Which lines hold the word "tning"? Copy each one.

= = = = =

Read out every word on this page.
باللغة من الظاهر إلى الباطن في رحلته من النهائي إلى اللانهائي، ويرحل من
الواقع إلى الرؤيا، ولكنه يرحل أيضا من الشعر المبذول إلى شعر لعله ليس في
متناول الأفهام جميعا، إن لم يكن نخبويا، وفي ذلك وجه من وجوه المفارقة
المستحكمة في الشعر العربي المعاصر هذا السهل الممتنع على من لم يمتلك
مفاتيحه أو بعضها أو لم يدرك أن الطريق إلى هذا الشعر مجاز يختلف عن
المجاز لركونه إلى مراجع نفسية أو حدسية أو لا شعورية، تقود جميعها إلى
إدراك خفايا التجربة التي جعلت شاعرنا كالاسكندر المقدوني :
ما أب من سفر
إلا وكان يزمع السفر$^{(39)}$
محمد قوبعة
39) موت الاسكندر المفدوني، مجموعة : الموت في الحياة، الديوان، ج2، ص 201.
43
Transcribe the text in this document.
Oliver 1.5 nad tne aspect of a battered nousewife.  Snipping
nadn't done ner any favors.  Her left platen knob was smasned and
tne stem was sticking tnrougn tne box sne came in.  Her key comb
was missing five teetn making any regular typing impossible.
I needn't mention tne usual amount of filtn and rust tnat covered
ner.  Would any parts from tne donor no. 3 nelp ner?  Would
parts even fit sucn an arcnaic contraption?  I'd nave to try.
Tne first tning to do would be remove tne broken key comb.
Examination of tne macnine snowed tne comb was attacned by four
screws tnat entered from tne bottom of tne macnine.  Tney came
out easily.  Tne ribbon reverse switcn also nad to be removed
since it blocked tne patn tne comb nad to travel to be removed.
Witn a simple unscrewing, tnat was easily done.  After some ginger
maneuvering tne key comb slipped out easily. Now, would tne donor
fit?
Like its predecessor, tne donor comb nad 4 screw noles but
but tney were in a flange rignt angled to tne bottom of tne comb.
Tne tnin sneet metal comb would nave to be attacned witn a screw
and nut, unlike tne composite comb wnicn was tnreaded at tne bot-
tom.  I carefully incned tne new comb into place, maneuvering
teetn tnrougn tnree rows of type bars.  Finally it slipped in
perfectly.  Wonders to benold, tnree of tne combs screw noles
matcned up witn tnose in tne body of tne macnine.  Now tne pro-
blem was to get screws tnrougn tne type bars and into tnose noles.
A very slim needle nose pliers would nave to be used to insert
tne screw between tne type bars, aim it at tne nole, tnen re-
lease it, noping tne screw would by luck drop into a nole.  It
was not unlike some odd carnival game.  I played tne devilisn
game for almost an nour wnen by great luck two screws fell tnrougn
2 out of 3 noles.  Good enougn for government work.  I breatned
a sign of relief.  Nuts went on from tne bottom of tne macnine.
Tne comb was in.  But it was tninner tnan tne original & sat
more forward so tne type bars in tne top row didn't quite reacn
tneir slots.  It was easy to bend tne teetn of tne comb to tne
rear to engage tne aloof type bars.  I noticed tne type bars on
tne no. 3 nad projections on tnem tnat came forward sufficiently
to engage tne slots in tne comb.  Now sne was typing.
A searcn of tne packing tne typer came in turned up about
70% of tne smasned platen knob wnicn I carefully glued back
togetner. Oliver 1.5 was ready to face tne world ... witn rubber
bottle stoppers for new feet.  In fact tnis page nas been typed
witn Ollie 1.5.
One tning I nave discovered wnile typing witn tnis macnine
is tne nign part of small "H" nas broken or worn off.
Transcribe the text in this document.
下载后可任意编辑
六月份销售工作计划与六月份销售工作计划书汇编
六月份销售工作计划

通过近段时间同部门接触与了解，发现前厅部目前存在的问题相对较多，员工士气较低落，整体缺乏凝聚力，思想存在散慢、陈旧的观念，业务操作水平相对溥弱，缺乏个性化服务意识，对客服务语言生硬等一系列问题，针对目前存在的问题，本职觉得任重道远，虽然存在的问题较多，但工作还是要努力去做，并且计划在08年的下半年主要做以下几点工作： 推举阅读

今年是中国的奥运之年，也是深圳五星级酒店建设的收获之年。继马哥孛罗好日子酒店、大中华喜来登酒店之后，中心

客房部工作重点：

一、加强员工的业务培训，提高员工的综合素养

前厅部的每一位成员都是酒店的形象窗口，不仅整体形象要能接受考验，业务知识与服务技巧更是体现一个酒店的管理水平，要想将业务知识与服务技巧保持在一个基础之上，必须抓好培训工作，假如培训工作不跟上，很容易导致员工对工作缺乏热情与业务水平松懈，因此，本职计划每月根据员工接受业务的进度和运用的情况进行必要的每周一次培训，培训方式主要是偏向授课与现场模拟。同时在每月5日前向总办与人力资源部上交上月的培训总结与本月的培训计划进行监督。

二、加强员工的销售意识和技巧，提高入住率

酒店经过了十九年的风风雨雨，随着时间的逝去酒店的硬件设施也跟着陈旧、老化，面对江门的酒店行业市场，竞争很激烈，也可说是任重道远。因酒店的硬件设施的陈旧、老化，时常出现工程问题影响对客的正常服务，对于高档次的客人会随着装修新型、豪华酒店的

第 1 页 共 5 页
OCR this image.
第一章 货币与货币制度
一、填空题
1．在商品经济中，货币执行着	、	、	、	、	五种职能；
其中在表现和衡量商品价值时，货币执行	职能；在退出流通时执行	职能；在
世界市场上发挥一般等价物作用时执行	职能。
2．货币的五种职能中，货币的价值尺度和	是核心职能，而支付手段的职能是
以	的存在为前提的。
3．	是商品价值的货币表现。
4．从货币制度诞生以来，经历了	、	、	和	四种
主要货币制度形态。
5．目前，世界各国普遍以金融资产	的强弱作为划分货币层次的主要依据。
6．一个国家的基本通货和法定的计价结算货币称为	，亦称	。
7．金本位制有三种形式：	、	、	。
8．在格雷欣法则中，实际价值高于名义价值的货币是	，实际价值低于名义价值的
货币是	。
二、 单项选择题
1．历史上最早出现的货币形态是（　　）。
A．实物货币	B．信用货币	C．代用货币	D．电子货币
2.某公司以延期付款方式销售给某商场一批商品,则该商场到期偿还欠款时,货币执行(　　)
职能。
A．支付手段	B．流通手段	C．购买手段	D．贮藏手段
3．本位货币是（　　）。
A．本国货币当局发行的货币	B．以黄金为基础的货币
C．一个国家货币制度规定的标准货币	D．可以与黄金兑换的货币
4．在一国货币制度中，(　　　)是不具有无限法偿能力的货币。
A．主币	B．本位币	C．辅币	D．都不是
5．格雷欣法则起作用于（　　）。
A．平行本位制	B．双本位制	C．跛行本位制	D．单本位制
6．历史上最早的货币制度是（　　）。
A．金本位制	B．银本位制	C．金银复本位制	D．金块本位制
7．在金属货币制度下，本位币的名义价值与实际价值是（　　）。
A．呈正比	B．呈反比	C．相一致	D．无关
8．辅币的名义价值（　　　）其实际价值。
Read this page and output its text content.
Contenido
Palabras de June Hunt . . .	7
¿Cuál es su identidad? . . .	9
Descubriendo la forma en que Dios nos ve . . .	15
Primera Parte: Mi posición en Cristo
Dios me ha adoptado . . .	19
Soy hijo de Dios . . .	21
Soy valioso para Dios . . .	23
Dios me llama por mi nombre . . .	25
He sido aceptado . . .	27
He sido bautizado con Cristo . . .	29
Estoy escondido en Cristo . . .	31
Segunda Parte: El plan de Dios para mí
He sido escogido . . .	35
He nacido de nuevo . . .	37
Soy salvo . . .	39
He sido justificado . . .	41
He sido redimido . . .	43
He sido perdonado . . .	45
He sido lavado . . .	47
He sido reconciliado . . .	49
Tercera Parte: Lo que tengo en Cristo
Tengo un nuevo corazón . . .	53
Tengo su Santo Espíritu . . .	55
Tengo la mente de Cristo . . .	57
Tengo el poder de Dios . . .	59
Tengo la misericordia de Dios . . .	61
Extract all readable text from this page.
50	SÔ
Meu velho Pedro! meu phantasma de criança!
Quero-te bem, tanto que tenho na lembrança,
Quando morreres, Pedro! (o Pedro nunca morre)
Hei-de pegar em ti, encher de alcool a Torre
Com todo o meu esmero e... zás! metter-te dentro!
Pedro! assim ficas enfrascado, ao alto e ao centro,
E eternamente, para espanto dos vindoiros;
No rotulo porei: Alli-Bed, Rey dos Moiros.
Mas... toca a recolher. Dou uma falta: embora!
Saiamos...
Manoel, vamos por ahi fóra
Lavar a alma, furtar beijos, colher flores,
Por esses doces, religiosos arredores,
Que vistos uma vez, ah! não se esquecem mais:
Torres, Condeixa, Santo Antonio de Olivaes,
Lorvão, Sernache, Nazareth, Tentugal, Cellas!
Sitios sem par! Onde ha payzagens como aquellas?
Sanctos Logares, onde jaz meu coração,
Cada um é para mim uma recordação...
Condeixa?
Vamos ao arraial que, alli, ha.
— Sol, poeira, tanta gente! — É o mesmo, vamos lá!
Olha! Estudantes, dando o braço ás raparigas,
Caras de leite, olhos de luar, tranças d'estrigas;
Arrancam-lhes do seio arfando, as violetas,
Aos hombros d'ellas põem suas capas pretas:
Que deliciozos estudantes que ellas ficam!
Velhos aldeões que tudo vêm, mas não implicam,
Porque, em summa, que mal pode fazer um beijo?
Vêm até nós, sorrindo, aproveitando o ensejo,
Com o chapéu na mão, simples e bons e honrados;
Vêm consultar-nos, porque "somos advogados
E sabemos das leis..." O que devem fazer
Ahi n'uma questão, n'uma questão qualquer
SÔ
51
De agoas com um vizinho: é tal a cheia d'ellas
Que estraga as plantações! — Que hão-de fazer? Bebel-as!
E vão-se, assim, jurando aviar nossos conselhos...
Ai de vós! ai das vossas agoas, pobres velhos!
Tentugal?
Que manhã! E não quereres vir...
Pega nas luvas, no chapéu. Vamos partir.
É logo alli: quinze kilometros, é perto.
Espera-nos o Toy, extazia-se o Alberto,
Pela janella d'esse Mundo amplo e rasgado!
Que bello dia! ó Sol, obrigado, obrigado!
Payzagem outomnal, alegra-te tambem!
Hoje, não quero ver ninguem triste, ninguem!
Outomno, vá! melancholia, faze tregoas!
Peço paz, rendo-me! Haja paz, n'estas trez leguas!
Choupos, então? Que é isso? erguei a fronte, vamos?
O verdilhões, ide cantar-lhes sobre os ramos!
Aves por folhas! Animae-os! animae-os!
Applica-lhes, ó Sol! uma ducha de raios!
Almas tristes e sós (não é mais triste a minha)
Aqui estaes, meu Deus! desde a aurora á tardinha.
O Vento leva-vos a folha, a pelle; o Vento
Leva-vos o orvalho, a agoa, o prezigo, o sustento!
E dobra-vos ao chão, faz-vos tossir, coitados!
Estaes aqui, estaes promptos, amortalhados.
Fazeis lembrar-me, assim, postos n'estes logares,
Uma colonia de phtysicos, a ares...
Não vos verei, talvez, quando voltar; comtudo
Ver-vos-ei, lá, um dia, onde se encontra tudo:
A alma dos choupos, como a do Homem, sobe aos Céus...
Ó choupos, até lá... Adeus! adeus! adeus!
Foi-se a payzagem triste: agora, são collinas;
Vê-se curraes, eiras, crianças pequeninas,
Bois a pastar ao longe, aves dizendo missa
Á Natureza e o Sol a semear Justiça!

= = = = =

▶ [Final result]
Tne first tning to do would be remove tne broken key comb.
One tning I nave discovered wnile typing witn tnis macnine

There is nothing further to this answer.